Set exercise – Restate every entry word for word.

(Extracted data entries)
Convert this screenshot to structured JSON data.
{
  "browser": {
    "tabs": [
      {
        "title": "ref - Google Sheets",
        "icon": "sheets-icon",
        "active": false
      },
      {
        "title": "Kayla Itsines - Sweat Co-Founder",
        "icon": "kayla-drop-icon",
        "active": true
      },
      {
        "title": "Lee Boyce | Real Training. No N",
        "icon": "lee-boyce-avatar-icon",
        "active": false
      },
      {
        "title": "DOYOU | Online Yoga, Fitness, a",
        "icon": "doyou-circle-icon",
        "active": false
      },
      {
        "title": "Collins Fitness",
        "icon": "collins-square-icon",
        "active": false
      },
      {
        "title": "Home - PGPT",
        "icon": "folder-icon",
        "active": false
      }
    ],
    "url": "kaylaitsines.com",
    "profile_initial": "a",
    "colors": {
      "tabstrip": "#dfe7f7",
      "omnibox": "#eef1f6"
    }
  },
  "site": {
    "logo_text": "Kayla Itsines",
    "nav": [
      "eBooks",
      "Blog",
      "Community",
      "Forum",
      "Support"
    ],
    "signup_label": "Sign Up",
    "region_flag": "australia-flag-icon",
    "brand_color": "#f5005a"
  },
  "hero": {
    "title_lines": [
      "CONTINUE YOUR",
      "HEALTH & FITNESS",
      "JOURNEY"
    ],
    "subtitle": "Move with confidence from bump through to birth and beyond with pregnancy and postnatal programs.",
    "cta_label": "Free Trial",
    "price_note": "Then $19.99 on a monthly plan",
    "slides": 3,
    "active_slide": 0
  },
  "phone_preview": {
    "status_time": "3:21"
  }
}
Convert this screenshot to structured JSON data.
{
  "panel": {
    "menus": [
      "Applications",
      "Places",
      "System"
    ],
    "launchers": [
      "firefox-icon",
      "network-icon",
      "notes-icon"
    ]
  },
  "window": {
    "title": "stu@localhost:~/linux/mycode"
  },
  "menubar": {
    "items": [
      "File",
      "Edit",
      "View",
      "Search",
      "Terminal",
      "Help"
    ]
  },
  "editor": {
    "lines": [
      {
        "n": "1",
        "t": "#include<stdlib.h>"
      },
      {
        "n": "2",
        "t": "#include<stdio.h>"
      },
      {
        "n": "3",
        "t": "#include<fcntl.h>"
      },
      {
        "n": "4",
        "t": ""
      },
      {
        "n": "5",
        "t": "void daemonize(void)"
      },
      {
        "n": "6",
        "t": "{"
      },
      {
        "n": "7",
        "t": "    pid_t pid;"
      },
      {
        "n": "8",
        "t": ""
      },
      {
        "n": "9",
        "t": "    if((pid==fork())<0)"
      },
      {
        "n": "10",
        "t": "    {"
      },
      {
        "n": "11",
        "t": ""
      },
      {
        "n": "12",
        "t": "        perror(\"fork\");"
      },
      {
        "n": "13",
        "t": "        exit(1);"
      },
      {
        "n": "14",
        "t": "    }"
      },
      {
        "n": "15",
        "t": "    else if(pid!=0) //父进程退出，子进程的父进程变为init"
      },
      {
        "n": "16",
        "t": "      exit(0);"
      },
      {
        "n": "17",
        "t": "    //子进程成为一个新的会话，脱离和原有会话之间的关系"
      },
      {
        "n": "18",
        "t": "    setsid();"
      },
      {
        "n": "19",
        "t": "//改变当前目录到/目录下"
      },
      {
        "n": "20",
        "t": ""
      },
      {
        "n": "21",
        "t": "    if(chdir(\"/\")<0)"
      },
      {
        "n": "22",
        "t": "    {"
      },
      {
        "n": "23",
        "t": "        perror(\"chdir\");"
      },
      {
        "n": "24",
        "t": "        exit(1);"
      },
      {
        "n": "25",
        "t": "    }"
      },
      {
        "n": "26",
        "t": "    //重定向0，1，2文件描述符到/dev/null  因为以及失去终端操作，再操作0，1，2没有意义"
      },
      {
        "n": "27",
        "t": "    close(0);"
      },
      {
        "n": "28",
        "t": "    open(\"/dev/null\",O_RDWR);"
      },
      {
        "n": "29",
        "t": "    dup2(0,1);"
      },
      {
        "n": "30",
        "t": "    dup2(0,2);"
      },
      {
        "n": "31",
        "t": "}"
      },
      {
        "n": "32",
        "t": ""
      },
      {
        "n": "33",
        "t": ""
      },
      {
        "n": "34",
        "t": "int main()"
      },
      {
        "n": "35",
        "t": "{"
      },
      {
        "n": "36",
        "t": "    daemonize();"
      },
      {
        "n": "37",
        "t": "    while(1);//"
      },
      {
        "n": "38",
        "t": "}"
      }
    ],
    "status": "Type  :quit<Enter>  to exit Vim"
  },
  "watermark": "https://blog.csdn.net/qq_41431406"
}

Expected answer –
Convert this screenshot to structured JSON data.
{
  "browser": {
    "tabs": [
      {
        "title": "ref - Google Sheets",
        "icon": "sheets-icon",
        "active": false
      },
      {
        "title": "Kayla Itsines - Sweat Co-Founder",
        "icon": "kayla-drop-icon",
        "active": true
      },
      {
        "title": "Lee Boyce | Real Training. No N",
        "icon": "lee-boyce-avatar-icon",
        "active": false
      },
      {
        "title": "DOYOU | Online Yoga, Fitness, a",
        "icon": "doyou-circle-icon",
        "active": false
      },
      {
        "title": "Collins Fitness",
        "icon": "collins-square-icon",
        "active": false
      },
      {
        "title": "Home - PGPT",
        "icon": "folder-icon",
        "active": false
      }
    ],
    "url": "kaylaitsines.com",
    "profile_initial": "a",
    "colors": {
      "tabstrip": "#dfe7f7",
      "omnibox": "#eef1f6"
    }
  },
  "site": {
    "logo_text": "Kayla Itsines",
    "nav": [
      "eBooks",
      "Blog",
      "Community",
      "Forum",
      "Support"
    ],
    "signup_label": "Sign Up",
    "region_flag": "australia-flag-icon",
    "brand_color": "#f5005a"
  },
  "hero": {
    "title_lines": [
      "CONTINUE YOUR",
      "HEALTH & FITNESS",
      "JOURNEY"
    ],
    "subtitle": "Move with confidence from bump through to birth and beyond with pregnancy and postnatal programs.",
    "cta_label": "Free Trial",
    "price_note": "Then $19.99 on a monthly plan",
    "slides": 3,
    "active_slide": 0
  },
  "phone_preview": {
    "status_time": "3:21"
  }
}
Convert this screenshot to structured JSON data.
{
  "panel": {
    "menus": [
      "Applications",
      "Places",
      "System"
    ],
    "launchers": [
      "firefox-icon",
      "network-icon",
      "notes-icon"
    ]
  },
  "window": {
    "title": "stu@localhost:~/linux/mycode"
  },
  "menubar": {
    "items": [
      "File",
      "Edit",
      "View",
      "Search",
      "Terminal",
      "Help"
    ]
  },
  "editor": {
    "lines": [
      {
        "n": "1",
        "t": "#include<stdlib.h>"
      },
      {
        "n": "2",
        "t": "#include<stdio.h>"
      },
      {
        "n": "3",
        "t": "#include<fcntl.h>"
      },
      {
        "n": "4",
        "t": ""
      },
      {
        "n": "5",
        "t": "void daemonize(void)"
      },
      {
        "n": "6",
        "t": "{"
      },
      {
        "n": "7",
        "t": "    pid_t pid;"
      },
      {
        "n": "8",
        "t": ""
      },
      {
        "n": "9",
        "t": "    if((pid==fork())<0)"
      },
      {
        "n": "10",
        "t": "    {"
      },
      {
        "n": "11",
        "t": ""
      },
      {
        "n": "12",
        "t": "        perror(\"fork\");"
      },
      {
        "n": "13",
        "t": "        exit(1);"
      },
      {
        "n": "14",
        "t": "    }"
      },
      {
        "n": "15",
        "t": "    else if(pid!=0) //父进程退出，子进程的父进程变为init"
      },
      {
        "n": "16",
        "t": "      exit(0);"
      },
      {
        "n": "17",
        "t": "    //子进程成为一个新的会话，脱离和原有会话之间的关系"
      },
      {
        "n": "18",
        "t": "    setsid();"
      },
      {
        "n": "19",
        "t": "//改变当前目录到/目录下"
      },
      {
        "n": "20",
        "t": ""
      },
      {
        "n": "21",
        "t": "    if(chdir(\"/\")<0)"
      },
      {
        "n": "22",
        "t": "    {"
      },
      {
        "n": "23",
        "t": "        perror(\"chdir\");"
      },
      {
        "n": "24",
        "t": "        exit(1);"
      },
      {
        "n": "25",
        "t": "    }"
      },
      {
        "n": "26",
        "t": "    //重定向0，1，2文件描述符到/dev/null  因为以及失去终端操作，再操作0，1，2没有意义"
      },
      {
        "n": "27",
        "t": "    close(0);"
      },
      {
        "n": "28",
        "t": "    open(\"/dev/null\",O_RDWR);"
      },
      {
        "n": "29",
        "t": "    dup2(0,1);"
      },
      {
        "n": "30",
        "t": "    dup2(0,2);"
      },
      {
        "n": "31",
        "t": "}"
      },
      {
        "n": "32",
        "t": ""
      },
      {
        "n": "33",
        "t": ""
      },
      {
        "n": "34",
        "t": "int main()"
      },
      {
        "n": "35",
        "t": "{"
      },
      {
        "n": "36",
        "t": "    daemonize();"
      },
      {
        "n": "37",
        "t": "    while(1);//"
      },
      {
        "n": "38",
        "t": "}"
      }
    ],
    "status": "Type  :quit<Enter>  to exit Vim"
  },
  "watermark": "https://blog.csdn.net/qq_41431406"
}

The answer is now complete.